# Figure dataset records

+++++

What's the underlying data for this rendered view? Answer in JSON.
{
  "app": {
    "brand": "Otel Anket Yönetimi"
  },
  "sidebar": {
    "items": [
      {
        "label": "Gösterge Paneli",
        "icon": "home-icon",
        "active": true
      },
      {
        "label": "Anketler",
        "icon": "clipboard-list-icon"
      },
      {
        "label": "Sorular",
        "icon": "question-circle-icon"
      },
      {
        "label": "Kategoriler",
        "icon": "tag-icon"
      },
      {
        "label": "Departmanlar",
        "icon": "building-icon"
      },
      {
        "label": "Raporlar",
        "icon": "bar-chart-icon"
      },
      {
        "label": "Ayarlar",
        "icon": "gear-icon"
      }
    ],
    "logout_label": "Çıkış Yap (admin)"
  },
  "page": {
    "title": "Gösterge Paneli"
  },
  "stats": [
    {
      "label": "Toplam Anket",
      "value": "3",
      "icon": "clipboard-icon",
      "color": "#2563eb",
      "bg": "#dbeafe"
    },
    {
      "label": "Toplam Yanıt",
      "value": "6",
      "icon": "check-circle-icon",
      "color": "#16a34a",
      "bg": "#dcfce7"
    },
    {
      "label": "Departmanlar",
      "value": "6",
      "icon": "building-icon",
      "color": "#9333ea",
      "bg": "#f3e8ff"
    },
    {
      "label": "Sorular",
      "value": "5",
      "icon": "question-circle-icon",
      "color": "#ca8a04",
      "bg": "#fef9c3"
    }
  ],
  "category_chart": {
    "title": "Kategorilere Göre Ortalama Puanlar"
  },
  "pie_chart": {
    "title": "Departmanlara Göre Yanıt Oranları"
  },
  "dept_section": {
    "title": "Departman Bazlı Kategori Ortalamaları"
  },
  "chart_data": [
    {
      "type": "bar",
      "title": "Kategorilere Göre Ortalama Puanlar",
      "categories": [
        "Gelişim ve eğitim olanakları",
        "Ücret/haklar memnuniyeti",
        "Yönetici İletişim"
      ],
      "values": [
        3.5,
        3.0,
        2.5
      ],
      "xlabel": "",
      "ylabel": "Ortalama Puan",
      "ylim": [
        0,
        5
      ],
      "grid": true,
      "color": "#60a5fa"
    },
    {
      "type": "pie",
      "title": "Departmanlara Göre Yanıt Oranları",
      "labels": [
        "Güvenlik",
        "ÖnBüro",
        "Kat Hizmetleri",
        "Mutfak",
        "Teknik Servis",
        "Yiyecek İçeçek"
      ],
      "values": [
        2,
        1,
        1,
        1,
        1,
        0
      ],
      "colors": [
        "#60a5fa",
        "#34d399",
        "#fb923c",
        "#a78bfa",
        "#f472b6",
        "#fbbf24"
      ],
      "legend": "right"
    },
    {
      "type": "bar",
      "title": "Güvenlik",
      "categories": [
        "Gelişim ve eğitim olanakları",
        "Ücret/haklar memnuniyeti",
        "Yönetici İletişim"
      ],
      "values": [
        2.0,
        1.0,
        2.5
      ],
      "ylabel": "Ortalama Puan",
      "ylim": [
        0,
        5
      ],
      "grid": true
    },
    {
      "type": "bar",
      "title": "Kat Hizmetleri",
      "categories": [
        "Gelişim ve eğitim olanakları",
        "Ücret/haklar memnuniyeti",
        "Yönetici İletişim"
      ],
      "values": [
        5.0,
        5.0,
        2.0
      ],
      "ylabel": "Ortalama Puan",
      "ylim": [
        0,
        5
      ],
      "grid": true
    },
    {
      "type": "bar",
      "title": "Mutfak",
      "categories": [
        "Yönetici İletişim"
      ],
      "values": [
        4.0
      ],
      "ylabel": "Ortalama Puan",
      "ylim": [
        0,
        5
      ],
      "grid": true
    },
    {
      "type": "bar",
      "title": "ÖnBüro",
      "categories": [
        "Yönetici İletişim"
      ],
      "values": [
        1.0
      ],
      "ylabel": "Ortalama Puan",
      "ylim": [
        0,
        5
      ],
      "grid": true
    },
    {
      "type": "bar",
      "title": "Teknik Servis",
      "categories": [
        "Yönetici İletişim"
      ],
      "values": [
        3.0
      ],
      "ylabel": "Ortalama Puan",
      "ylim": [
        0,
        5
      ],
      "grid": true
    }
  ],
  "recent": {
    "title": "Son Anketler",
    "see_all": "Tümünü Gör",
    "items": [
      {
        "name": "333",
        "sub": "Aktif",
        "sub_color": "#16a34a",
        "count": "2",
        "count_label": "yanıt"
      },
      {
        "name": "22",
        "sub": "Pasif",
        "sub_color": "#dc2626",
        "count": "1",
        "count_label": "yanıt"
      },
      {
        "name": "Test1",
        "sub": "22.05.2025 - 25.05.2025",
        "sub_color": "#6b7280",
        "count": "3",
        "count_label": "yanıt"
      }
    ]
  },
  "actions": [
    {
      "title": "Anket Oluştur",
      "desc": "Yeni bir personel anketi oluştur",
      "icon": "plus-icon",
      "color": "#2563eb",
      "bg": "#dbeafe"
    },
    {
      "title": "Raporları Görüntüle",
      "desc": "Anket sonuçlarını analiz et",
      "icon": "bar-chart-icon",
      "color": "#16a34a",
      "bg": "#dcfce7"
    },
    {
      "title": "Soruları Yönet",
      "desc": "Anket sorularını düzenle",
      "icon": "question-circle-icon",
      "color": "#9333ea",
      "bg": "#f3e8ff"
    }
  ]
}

+++++

# Exercise prompt
Transcribe the data above in full, exactly.

# Solution for this exercise
What's the underlying data for this rendered view? Answer in JSON.
{
  "app": {
    "brand": "Otel Anket Yönetimi"
  },
  "sidebar": {
    "items": [
      {
        "label": "Gösterge Paneli",
        "icon": "home-icon",
        "active": true
      },
      {
        "label": "Anketler",
        "icon": "clipboard-list-icon"
      },
      {
        "label": "Sorular",
        "icon": "question-circle-icon"
      },
      {
        "label": "Kategoriler",
        "icon": "tag-icon"
      },
      {
        "label": "Departmanlar",
        "icon": "building-icon"
      },
      {
        "label": "Raporlar",
        "icon": "bar-chart-icon"
      },
      {
        "label": "Ayarlar",
        "icon": "gear-icon"
      }
    ],
    "logout_label": "Çıkış Yap (admin)"
  },
  "page": {
    "title": "Gösterge Paneli"
  },
  "stats": [
    {
      "label": "Toplam Anket",
      "value": "3",
      "icon": "clipboard-icon",
      "color": "#2563eb",
      "bg": "#dbeafe"
    },
    {
      "label": "Toplam Yanıt",
      "value": "6",
      "icon": "check-circle-icon",
      "color": "#16a34a",
      "bg": "#dcfce7"
    },
    {
      "label": "Departmanlar",
      "value": "6",
      "icon": "building-icon",
      "color": "#9333ea",
      "bg": "#f3e8ff"
    },
    {
      "label": "Sorular",
      "value": "5",
      "icon": "question-circle-icon",
      "color": "#ca8a04",
      "bg": "#fef9c3"
    }
  ],
  "category_chart": {
    "title": "Kategorilere Göre Ortalama Puanlar"
  },
  "pie_chart": {
    "title": "Departmanlara Göre Yanıt Oranları"
  },
  "dept_section": {
    "title": "Departman Bazlı Kategori Ortalamaları"
  },
  "chart_data": [
    {
      "type": "bar",
      "title": "Kategorilere Göre Ortalama Puanlar",
      "categories": [
        "Gelişim ve eğitim olanakları",
        "Ücret/haklar memnuniyeti",
        "Yönetici İletişim"
      ],
      "values": [
        3.5,
        3.0,
        2.5
      ],
      "xlabel": "",
      "ylabel": "Ortalama Puan",
      "ylim": [
        0,
        5
      ],
      "grid": true,
      "color": "#60a5fa"
    },
    {
      "type": "pie",
      "title": "Departmanlara Göre Yanıt Oranları",
      "labels": [
        "Güvenlik",
        "ÖnBüro",
        "Kat Hizmetleri",
        "Mutfak",
        "Teknik Servis",
        "Yiyecek İçeçek"
      ],
      "values": [
        2,
        1,
        1,
        1,
        1,
        0
      ],
      "colors": [
        "#60a5fa",
        "#34d399",
        "#fb923c",
        "#a78bfa",
        "#f472b6",
        "#fbbf24"
      ],
      "legend": "right"
    },
    {
      "type": "bar",
      "title": "Güvenlik",
      "categories": [
        "Gelişim ve eğitim olanakları",
        "Ücret/haklar memnuniyeti",
        "Yönetici İletişim"
      ],
      "values": [
        2.0,
        1.0,
        2.5
      ],
      "ylabel": "Ortalama Puan",
      "ylim": [
        0,
        5
      ],
      "grid": true
    },
    {
      "type": "bar",
      "title": "Kat Hizmetleri",
      "categories": [
        "Gelişim ve eğitim olanakları",
        "Ücret/haklar memnuniyeti",
        "Yönetici İletişim"
      ],
      "values": [
        5.0,
        5.0,
        2.0
      ],
      "ylabel": "Ortalama Puan",
      "ylim": [
        0,
        5
      ],
      "grid": true
    },
    {
      "type": "bar",
      "title": "Mutfak",
      "categories": [
        "Yönetici İletişim"
      ],
      "values": [
        4.0
      ],
      "ylabel": "Ortalama Puan",
      "ylim": [
        0,
        5
      ],
      "grid": true
    },
    {
      "type": "bar",
      "title": "ÖnBüro",
      "categories": [
        "Yönetici İletişim"
      ],
      "values": [
        1.0
      ],
      "ylabel": "Ortalama Puan",
      "ylim": [
        0,
        5
      ],
      "grid": true
    },
    {
      "type": "bar",
      "title": "Teknik Servis",
      "categories": [
        "Yönetici İletişim"
      ],
      "values": [
        3.0
      ],
      "ylabel": "Ortalama Puan",
      "ylim": [
        0,
        5
      ],
      "grid": true
    }
  ],
  "recent": {
    "title": "Son Anketler",
    "see_all": "Tümünü Gör",
    "items": [
      {
        "name": "333",
        "sub": "Aktif",
        "sub_color": "#16a34a",
        "count": "2",
        "count_label": "yanıt"
      },
      {
        "name": "22",
        "sub": "Pasif",
        "sub_color": "#dc2626",
        "count": "1",
        "count_label": "yanıt"
      },
      {
        "name": "Test1",
        "sub": "22.05.2025 - 25.05.2025",
        "sub_color": "#6b7280",
        "count": "3",
        "count_label": "yanıt"
      }
    ]
  },
  "actions": [
    {
      "title": "Anket Oluştur",
      "desc": "Yeni bir personel anketi oluştur",
      "icon": "plus-icon",
      "color": "#2563eb",
      "bg": "#dbeafe"
    },
    {
      "title": "Raporları Görüntüle",
      "desc": "Anket sonuçlarını analiz et",
      "icon": "bar-chart-icon",
      "color": "#16a34a",
      "bg": "#dcfce7"
    },
    {
      "title": "Soruları Yönet",
      "desc": "Anket sorularını düzenle",
      "icon": "question-circle-icon",
      "color": "#9333ea",
      "bg": "#f3e8ff"
    }
  ]
}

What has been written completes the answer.